GOAL OF THE EXERCISE.
Extract each line where the string "label" shows up.

____ RECORDS TO USE

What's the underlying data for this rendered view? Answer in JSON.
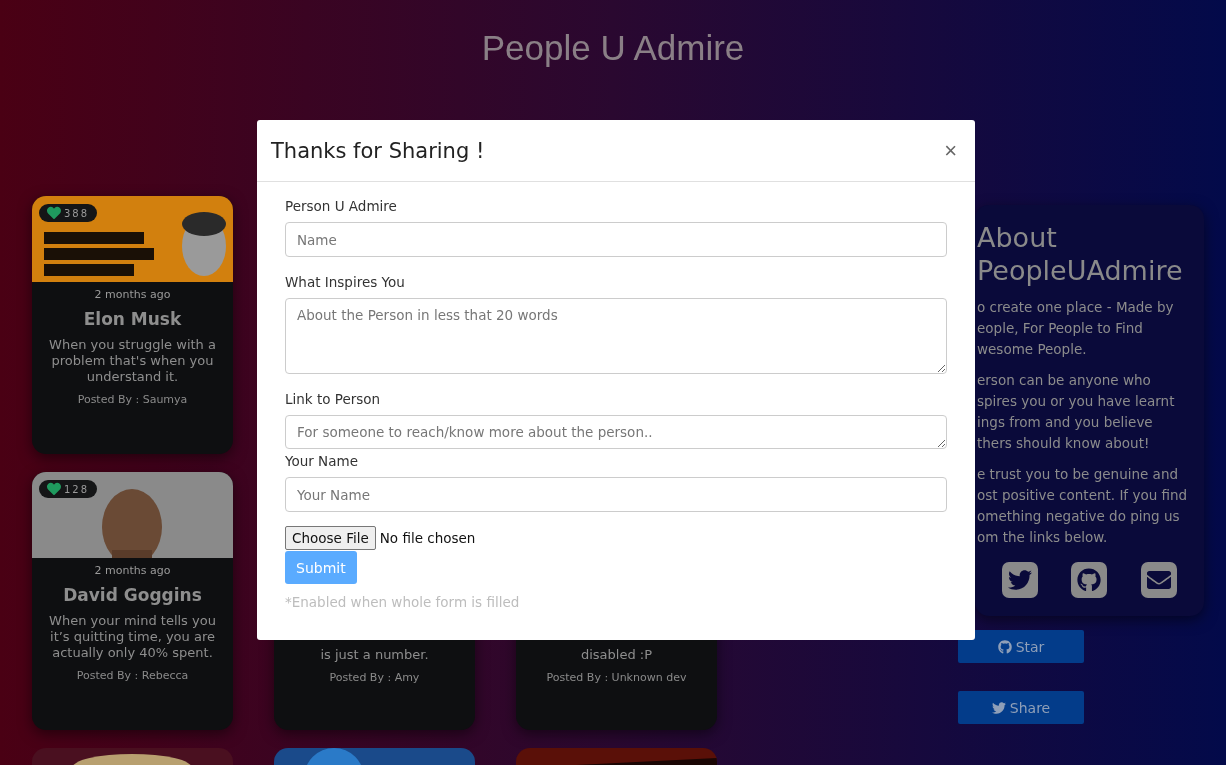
{
  "header": {
    "title": "People U Admire"
  },
  "card_rows": [
    [
      {
        "likes": "388",
        "time": "2 months ago",
        "name": "Elon Musk",
        "quote": "When you struggle with a problem that's when you understand it.",
        "posted_by": "Posted By : Saumya"
      }
    ],
    [
      {
        "likes": "128",
        "time": "2 months ago",
        "name": "David Goggins",
        "quote": "When your mind tells you it’s quitting time, you are actually only 40% spent.",
        "posted_by": "Posted By : Rebecca"
      },
      {
        "quote": "is just a number.",
        "posted_by": "Posted By : Amy"
      },
      {
        "quote": "disabled :P",
        "posted_by": "Posted By : Unknown dev"
      }
    ],
    [
      {
        "kind": "picture"
      },
      {
        "kind": "picture"
      },
      {
        "kind": "picture"
      }
    ]
  ],
  "about": {
    "title_lines": [
      "About",
      "PeopleUAdmire"
    ],
    "paragraphs": [
      [
        "o create one place - Made by",
        "eople, For People to Find",
        "wesome People."
      ],
      [
        "erson can be anyone who",
        "spires you or you have learnt",
        "ings from and you believe",
        "thers should know about!"
      ],
      [
        "e trust you to be genuine and",
        "ost positive content. If you find",
        "omething negative do ping us",
        "om the links below."
      ]
    ]
  },
  "actions": [
    {
      "label": "Star",
      "kind": "github"
    },
    {
      "label": "Share",
      "kind": "twitter"
    }
  ],
  "modal": {
    "title": "Thanks for Sharing !",
    "close": "×",
    "fields": [
      {
        "label": "Person U Admire",
        "placeholder": "Name",
        "kind": "input"
      },
      {
        "label": "What Inspires You",
        "placeholder": "About the Person in less that 20 words",
        "kind": "textarea"
      },
      {
        "label": "Link to Person",
        "placeholder": "For someone to reach/know more about the person..",
        "kind": "textline"
      },
      {
        "label": "Your Name",
        "placeholder": "Your Name",
        "kind": "input"
      }
    ],
    "file": {
      "button": "Choose File",
      "status": "No file chosen"
    },
    "submit": {
      "label": "Submit",
      "disabled": true
    },
    "hint": "*Enabled when whole form is filled"
  }
}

________

COMPLETE OUTPUT.
      "label": "Star",
      "label": "Share",
        "label": "Person U Admire",
        "label": "What Inspires You",
        "label": "Link to Person",
        "label": "Your Name",
      "label": "Submit",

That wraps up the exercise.